■ Exercise instructions
Every entry that follows should be repeated exactly; drop the images.
BEGIN Entries
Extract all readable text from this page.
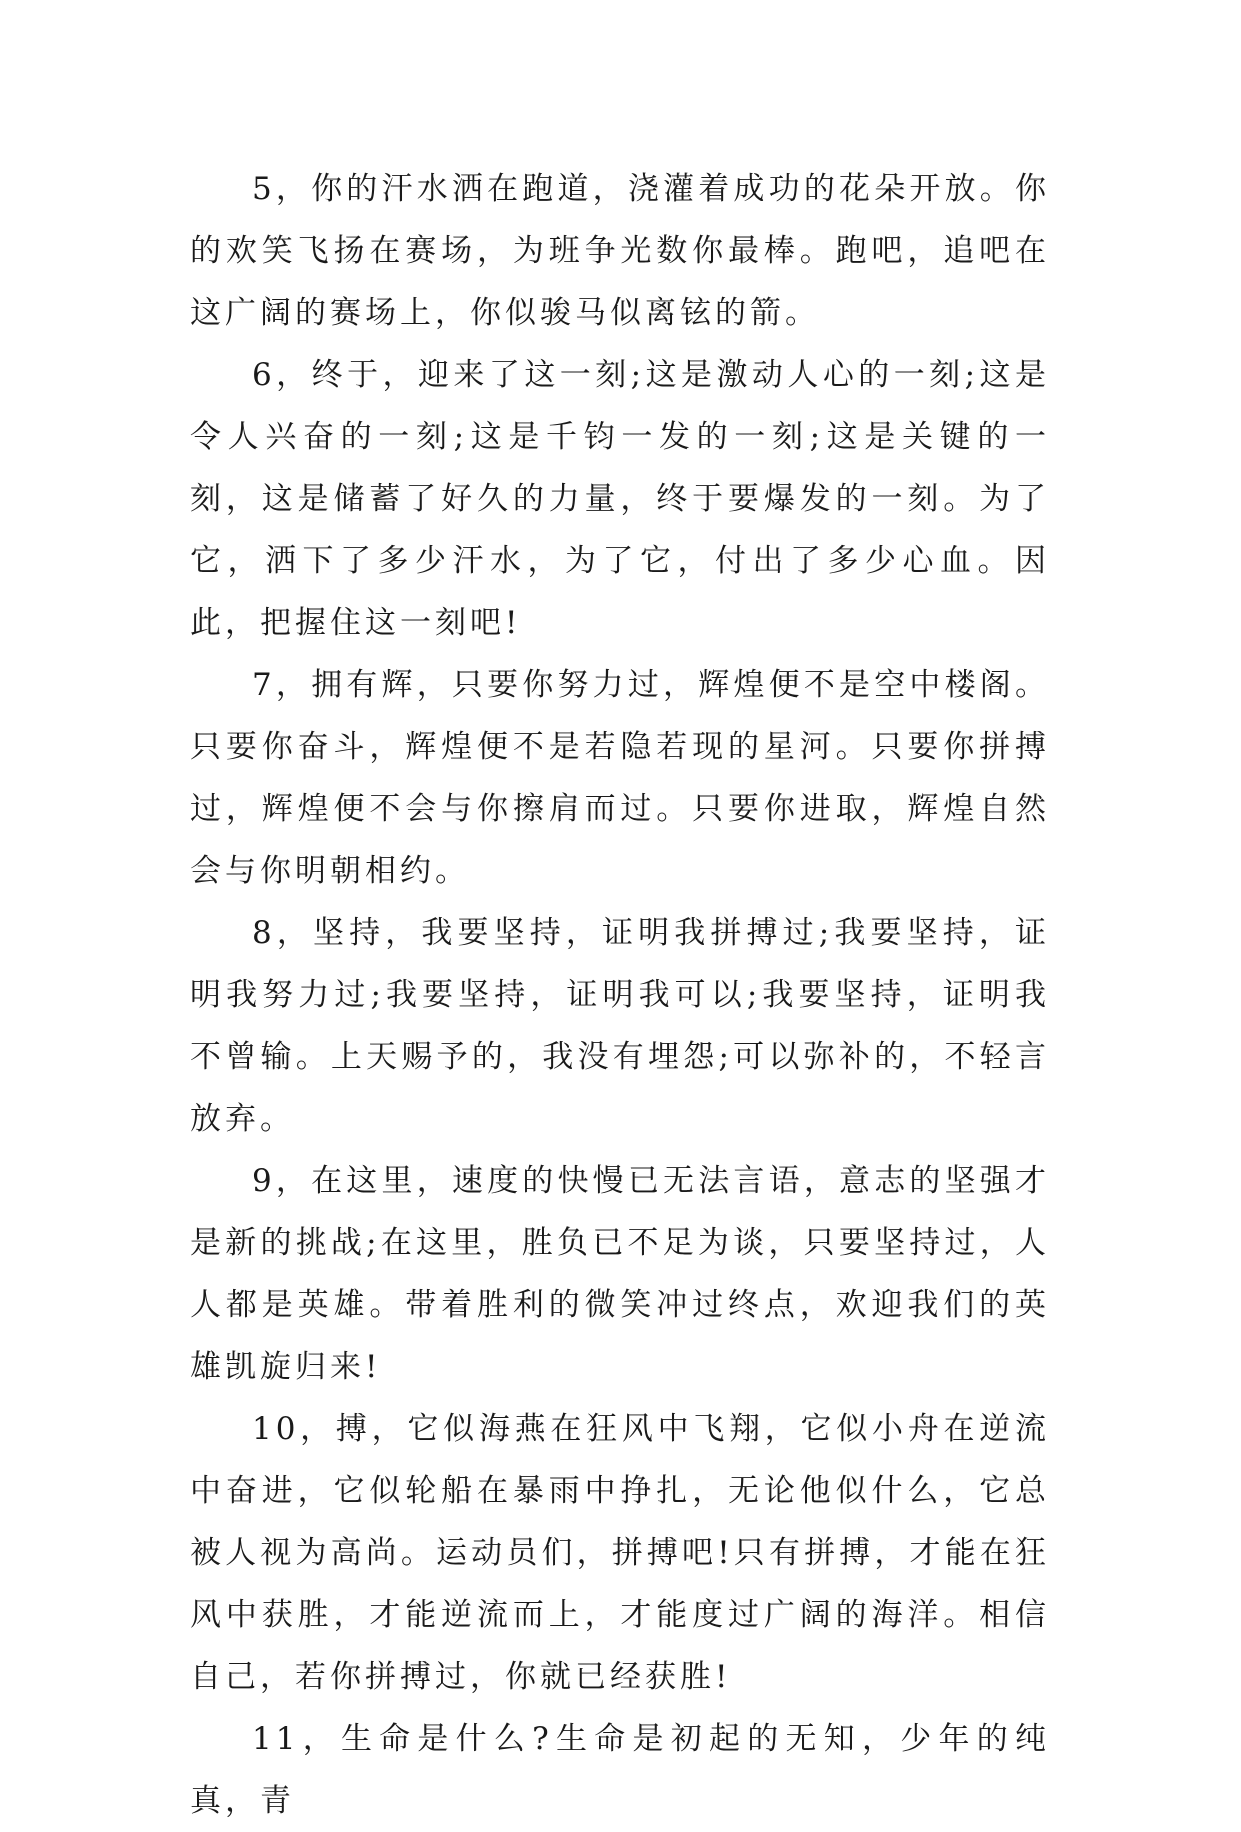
5，你的汗水洒在跑道，浇灌着成功的花朵开放。你的欢笑飞扬在赛场，为班争光数你最棒。跑吧，追吧在这广阔的赛场上，你似骏马似离铉的箭。

6，终于，迎来了这一刻;这是激动人心的一刻;这是令人兴奋的一刻;这是千钧一发的一刻;这是关键的一刻，这是储蓄了好久的力量，终于要爆发的一刻。为了它，洒下了多少汗水，为了它，付出了多少心血。因此，把握住这一刻吧!

7，拥有辉，只要你努力过，辉煌便不是空中楼阁。只要你奋斗，辉煌便不是若隐若现的星河。只要你拼搏过，辉煌便不会与你擦肩而过。只要你进取，辉煌自然会与你明朝相约。

8，坚持，我要坚持，证明我拼搏过;我要坚持，证明我努力过;我要坚持，证明我可以;我要坚持，证明我不曾输。上天赐予的，我没有埋怨;可以弥补的，不轻言放弃。

9，在这里，速度的快慢已无法言语，意志的坚强才是新的挑战;在这里，胜负已不足为谈，只要坚持过，人人都是英雄。带着胜利的微笑冲过终点，欢迎我们的英雄凯旋归来!

10，搏，它似海燕在狂风中飞翔，它似小舟在逆流中奋进，它似轮船在暴雨中挣扎，无论他似什么，它总被人视为高尚。运动员们，拼搏吧!只有拼搏，才能在狂风中获胜，才能逆流而上，才能度过广阔的海洋。相信自己，若你拼搏过，你就已经获胜!

11，生命是什么?生命是初起的无知，少年的纯真，青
END Entries
■ Result of this task
Extract all readable text from this page.
5，你的汗水洒在跑道，浇灌着成功的花朵开放。你的欢笑飞扬在赛场，为班争光数你最棒。跑吧，追吧在这广阔的赛场上，你似骏马似离铉的箭。

6，终于，迎来了这一刻;这是激动人心的一刻;这是令人兴奋的一刻;这是千钧一发的一刻;这是关键的一刻，这是储蓄了好久的力量，终于要爆发的一刻。为了它，洒下了多少汗水，为了它，付出了多少心血。因此，把握住这一刻吧!

7，拥有辉，只要你努力过，辉煌便不是空中楼阁。只要你奋斗，辉煌便不是若隐若现的星河。只要你拼搏过，辉煌便不会与你擦肩而过。只要你进取，辉煌自然会与你明朝相约。

8，坚持，我要坚持，证明我拼搏过;我要坚持，证明我努力过;我要坚持，证明我可以;我要坚持，证明我不曾输。上天赐予的，我没有埋怨;可以弥补的，不轻言放弃。

9，在这里，速度的快慢已无法言语，意志的坚强才是新的挑战;在这里，胜负已不足为谈，只要坚持过，人人都是英雄。带着胜利的微笑冲过终点，欢迎我们的英雄凯旋归来!

10，搏，它似海燕在狂风中飞翔，它似小舟在逆流中奋进，它似轮船在暴雨中挣扎，无论他似什么，它总被人视为高尚。运动员们，拼搏吧!只有拼搏，才能在狂风中获胜，才能逆流而上，才能度过广阔的海洋。相信自己，若你拼搏过，你就已经获胜!

11，生命是什么?生命是初起的无知，少年的纯真，青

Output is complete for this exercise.